### Description of the task
From the records below, copy every line that contains the word "comments".
# # # #
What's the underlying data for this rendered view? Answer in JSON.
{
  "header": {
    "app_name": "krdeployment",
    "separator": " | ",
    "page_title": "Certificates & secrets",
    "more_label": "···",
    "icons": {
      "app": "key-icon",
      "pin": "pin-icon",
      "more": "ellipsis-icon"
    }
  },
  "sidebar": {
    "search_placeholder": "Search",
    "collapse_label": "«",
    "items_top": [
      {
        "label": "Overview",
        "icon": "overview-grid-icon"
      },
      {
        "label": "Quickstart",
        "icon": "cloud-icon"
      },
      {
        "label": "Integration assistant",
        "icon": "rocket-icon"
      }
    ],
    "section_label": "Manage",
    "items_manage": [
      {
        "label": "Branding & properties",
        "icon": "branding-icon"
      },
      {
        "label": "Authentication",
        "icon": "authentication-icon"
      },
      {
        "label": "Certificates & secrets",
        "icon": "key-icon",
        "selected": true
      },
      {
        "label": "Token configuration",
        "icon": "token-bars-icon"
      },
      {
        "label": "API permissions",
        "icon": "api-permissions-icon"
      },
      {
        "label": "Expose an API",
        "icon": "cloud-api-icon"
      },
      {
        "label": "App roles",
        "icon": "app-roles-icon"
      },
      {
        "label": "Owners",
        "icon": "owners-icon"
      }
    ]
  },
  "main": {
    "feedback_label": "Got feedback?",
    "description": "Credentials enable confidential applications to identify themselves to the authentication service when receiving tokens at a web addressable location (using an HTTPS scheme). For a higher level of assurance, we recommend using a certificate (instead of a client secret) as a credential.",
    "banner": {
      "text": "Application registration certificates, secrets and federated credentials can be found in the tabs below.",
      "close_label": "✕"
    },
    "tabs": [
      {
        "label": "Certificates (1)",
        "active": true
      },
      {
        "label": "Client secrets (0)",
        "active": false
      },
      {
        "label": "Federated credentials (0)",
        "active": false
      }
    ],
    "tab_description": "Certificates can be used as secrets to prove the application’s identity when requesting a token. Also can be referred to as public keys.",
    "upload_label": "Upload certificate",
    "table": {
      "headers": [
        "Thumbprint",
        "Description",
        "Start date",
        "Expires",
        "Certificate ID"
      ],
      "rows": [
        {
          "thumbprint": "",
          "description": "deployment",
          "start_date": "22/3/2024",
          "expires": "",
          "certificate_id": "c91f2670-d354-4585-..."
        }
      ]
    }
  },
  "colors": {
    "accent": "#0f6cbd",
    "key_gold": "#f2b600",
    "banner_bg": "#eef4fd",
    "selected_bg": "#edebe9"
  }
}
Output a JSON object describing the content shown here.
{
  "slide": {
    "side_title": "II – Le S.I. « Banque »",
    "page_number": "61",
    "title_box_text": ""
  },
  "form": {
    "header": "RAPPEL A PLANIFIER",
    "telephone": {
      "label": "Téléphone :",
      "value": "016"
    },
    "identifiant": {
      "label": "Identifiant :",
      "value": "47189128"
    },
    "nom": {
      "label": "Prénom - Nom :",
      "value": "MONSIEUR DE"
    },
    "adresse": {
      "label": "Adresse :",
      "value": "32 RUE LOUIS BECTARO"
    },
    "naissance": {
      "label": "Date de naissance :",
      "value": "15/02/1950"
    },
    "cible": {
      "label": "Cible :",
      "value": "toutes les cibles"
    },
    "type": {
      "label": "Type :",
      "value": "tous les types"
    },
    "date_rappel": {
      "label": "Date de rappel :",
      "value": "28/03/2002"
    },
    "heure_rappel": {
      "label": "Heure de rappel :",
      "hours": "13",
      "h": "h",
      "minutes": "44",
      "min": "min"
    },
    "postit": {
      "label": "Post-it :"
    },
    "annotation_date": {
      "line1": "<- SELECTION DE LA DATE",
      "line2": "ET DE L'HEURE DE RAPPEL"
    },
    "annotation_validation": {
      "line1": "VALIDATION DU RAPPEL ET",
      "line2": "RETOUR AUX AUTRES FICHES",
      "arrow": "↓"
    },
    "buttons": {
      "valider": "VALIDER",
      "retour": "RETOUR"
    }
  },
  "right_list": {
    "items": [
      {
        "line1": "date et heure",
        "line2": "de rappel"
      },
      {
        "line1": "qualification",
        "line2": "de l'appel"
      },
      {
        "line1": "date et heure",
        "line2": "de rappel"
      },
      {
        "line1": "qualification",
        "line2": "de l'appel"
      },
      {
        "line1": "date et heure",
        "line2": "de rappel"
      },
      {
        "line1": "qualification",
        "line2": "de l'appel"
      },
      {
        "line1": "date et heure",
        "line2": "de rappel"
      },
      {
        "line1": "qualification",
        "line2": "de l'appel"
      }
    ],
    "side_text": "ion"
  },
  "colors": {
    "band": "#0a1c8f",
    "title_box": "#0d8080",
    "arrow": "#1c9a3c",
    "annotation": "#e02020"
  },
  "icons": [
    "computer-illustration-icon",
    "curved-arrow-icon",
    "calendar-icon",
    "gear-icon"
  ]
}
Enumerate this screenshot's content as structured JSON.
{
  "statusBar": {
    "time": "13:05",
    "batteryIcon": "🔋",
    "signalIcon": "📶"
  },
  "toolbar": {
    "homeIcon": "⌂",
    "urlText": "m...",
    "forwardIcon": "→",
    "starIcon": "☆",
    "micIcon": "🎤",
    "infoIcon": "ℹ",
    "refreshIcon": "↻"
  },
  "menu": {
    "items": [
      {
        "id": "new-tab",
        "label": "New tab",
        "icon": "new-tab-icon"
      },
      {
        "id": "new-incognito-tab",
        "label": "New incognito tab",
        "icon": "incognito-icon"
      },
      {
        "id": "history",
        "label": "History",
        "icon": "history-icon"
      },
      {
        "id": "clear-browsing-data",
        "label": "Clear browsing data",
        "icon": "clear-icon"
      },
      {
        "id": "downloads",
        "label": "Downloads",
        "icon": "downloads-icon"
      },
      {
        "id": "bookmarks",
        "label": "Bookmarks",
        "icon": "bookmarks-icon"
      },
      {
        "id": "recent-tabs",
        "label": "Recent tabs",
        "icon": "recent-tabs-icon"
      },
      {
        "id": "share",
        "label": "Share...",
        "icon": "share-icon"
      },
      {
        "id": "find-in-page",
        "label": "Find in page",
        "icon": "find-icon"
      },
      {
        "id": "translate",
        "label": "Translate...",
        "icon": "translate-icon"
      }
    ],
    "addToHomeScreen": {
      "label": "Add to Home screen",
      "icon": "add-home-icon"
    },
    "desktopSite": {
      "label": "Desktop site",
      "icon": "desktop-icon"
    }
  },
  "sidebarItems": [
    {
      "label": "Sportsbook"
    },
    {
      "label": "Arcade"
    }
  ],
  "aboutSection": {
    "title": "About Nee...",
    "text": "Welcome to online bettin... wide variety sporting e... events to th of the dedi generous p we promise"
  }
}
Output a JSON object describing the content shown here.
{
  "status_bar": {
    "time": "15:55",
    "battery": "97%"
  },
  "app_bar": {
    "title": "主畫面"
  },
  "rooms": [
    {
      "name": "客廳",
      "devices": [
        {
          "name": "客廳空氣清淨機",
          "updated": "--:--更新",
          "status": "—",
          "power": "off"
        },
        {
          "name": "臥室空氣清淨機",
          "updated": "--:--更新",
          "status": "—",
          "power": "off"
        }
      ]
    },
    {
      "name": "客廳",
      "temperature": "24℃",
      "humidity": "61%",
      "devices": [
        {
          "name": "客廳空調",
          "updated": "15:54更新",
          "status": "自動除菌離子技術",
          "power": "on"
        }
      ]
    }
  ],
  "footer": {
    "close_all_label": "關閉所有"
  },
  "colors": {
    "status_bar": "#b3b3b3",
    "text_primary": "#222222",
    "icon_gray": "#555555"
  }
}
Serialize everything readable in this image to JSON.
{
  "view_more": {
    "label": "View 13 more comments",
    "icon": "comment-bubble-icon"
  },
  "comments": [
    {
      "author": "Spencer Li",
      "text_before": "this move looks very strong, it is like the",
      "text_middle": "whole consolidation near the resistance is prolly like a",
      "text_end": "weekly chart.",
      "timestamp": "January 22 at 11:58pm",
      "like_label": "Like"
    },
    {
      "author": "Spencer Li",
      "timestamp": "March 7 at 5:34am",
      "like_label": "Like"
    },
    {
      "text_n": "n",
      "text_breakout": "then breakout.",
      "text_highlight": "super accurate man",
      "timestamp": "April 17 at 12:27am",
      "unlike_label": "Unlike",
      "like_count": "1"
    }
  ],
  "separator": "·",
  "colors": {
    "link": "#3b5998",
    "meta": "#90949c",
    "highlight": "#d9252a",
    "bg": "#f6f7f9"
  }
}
# # # #
### Task response
    "label": "View 13 more comments",
  "comments": [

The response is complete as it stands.